**REQUIRED TASK**
Output the full listing below exactly, without the pictures.
— START —
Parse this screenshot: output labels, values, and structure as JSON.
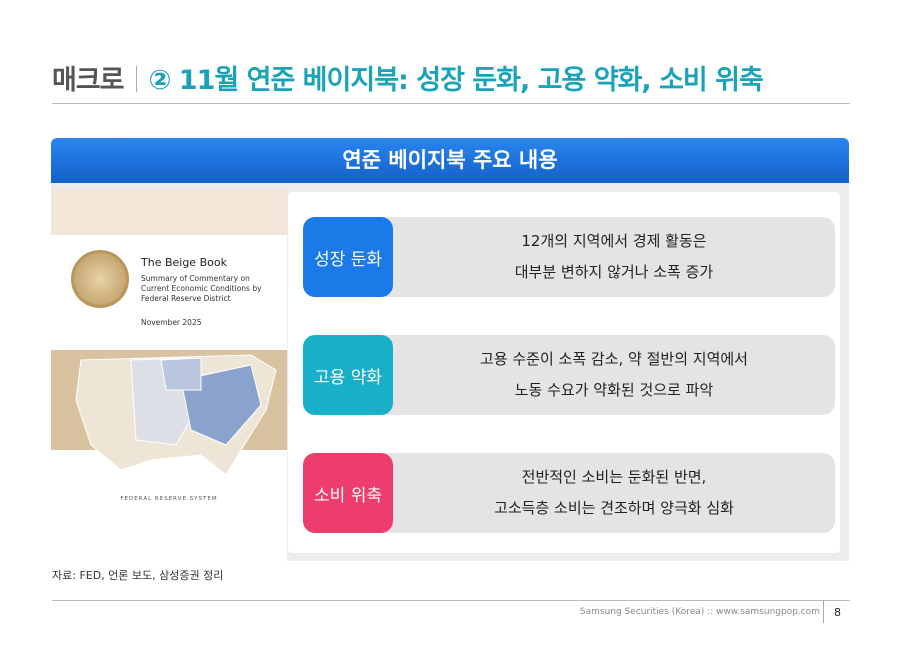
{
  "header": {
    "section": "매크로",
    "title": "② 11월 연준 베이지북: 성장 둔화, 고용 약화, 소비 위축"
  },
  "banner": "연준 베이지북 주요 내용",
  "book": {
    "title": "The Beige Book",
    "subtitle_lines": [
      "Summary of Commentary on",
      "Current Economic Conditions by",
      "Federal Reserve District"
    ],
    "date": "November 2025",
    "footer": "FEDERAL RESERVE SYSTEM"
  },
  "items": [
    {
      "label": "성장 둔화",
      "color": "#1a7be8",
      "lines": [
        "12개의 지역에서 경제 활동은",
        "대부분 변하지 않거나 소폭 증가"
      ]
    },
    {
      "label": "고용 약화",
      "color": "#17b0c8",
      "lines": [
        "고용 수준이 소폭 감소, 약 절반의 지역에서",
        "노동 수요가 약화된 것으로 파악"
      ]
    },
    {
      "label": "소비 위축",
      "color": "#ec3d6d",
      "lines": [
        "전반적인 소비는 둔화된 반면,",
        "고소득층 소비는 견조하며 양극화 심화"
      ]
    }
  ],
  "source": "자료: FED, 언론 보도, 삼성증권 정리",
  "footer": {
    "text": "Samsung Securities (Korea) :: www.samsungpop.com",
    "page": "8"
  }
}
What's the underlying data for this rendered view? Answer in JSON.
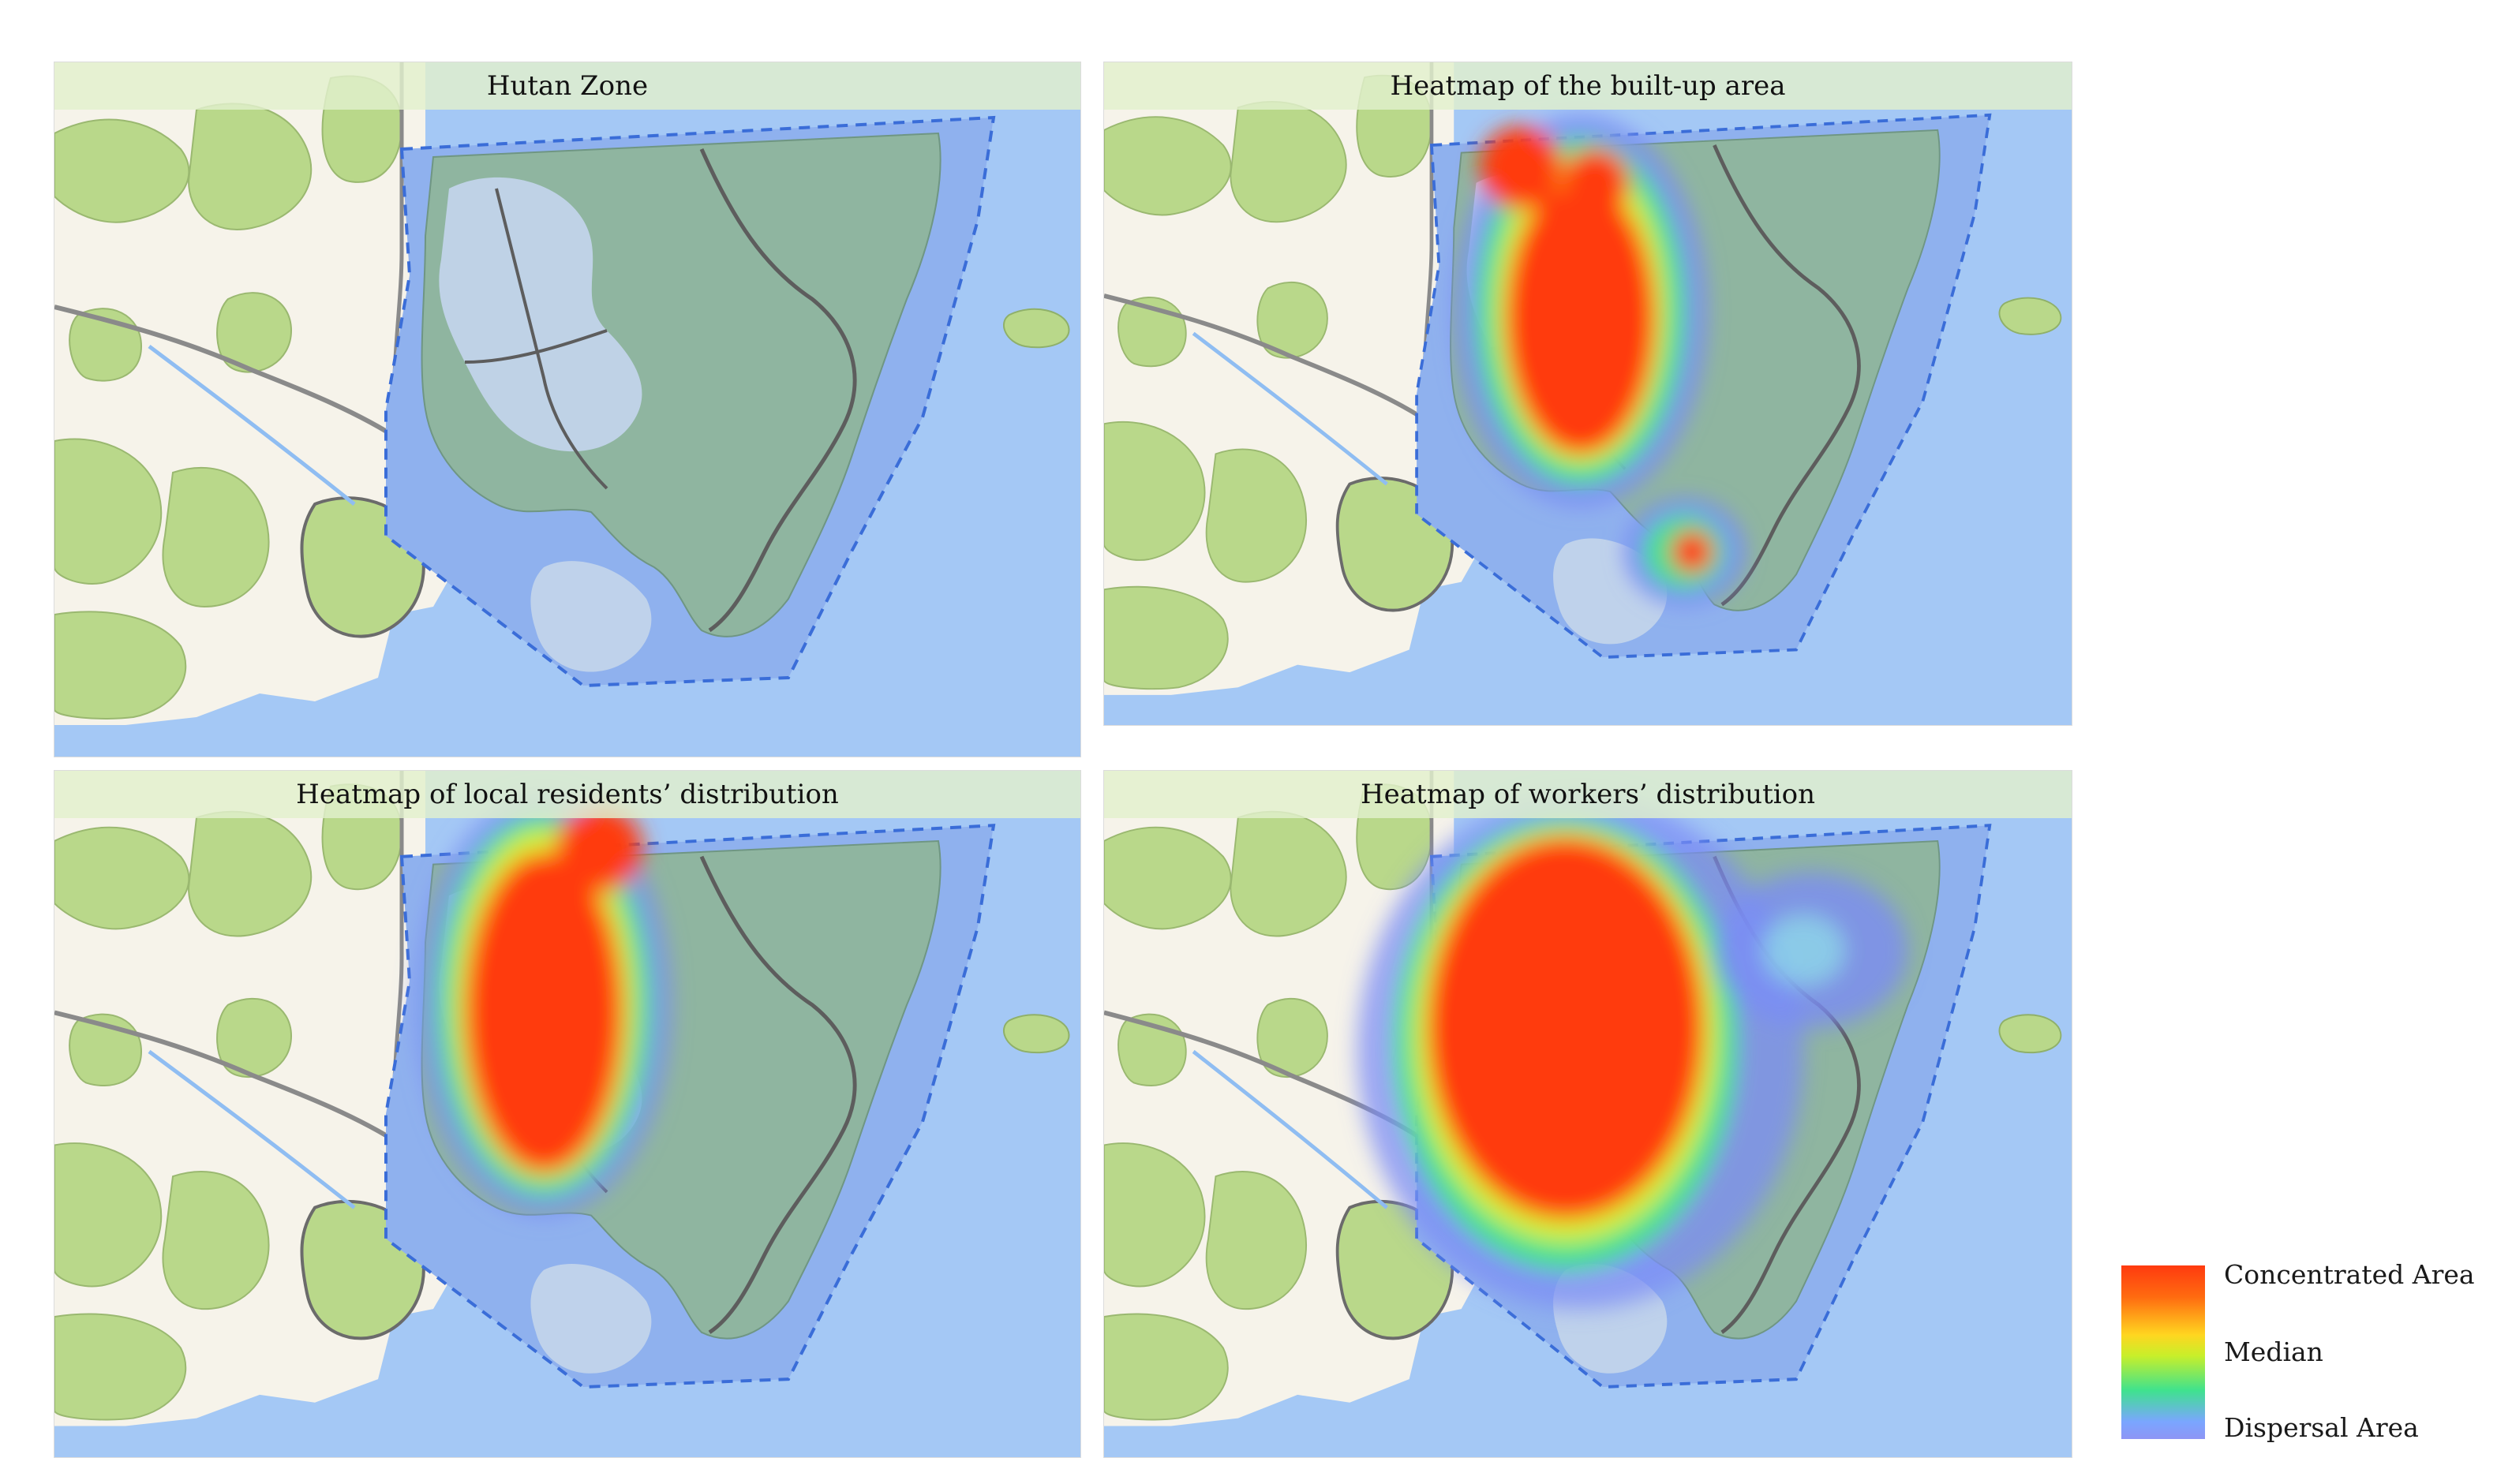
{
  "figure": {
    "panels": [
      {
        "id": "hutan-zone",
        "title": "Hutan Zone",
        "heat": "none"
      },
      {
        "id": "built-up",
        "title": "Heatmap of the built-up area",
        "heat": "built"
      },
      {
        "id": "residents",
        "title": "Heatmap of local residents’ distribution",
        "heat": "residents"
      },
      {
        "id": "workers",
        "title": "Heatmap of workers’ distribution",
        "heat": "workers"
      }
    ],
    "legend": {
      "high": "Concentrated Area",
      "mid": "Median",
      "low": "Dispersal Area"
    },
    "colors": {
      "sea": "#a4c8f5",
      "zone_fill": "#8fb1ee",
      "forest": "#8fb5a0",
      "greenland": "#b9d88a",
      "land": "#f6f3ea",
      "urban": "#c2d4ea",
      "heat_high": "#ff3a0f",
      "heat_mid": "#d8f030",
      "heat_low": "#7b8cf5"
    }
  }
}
— END —
**RIGHT ANSWER**
Parse this screenshot: output labels, values, and structure as JSON.
{
  "header": {
    "section": "매크로",
    "title": "② 11월 연준 베이지북: 성장 둔화, 고용 약화, 소비 위축"
  },
  "banner": "연준 베이지북 주요 내용",
  "book": {
    "title": "The Beige Book",
    "subtitle_lines": [
      "Summary of Commentary on",
      "Current Economic Conditions by",
      "Federal Reserve District"
    ],
    "date": "November 2025",
    "footer": "FEDERAL RESERVE SYSTEM"
  },
  "items": [
    {
      "label": "성장 둔화",
      "color": "#1a7be8",
      "lines": [
        "12개의 지역에서 경제 활동은",
        "대부분 변하지 않거나 소폭 증가"
      ]
    },
    {
      "label": "고용 약화",
      "color": "#17b0c8",
      "lines": [
        "고용 수준이 소폭 감소, 약 절반의 지역에서",
        "노동 수요가 약화된 것으로 파악"
      ]
    },
    {
      "label": "소비 위축",
      "color": "#ec3d6d",
      "lines": [
        "전반적인 소비는 둔화된 반면,",
        "고소득층 소비는 견조하며 양극화 심화"
      ]
    }
  ],
  "source": "자료: FED, 언론 보도, 삼성증권 정리",
  "footer": {
    "text": "Samsung Securities (Korea) :: www.samsungpop.com",
    "page": "8"
  }
}
What's the underlying data for this rendered view? Answer in JSON.
{
  "figure": {
    "panels": [
      {
        "id": "hutan-zone",
        "title": "Hutan Zone",
        "heat": "none"
      },
      {
        "id": "built-up",
        "title": "Heatmap of the built-up area",
        "heat": "built"
      },
      {
        "id": "residents",
        "title": "Heatmap of local residents’ distribution",
        "heat": "residents"
      },
      {
        "id": "workers",
        "title": "Heatmap of workers’ distribution",
        "heat": "workers"
      }
    ],
    "legend": {
      "high": "Concentrated Area",
      "mid": "Median",
      "low": "Dispersal Area"
    },
    "colors": {
      "sea": "#a4c8f5",
      "zone_fill": "#8fb1ee",
      "forest": "#8fb5a0",
      "greenland": "#b9d88a",
      "land": "#f6f3ea",
      "urban": "#c2d4ea",
      "heat_high": "#ff3a0f",
      "heat_mid": "#d8f030",
      "heat_low": "#7b8cf5"
    }
  }
}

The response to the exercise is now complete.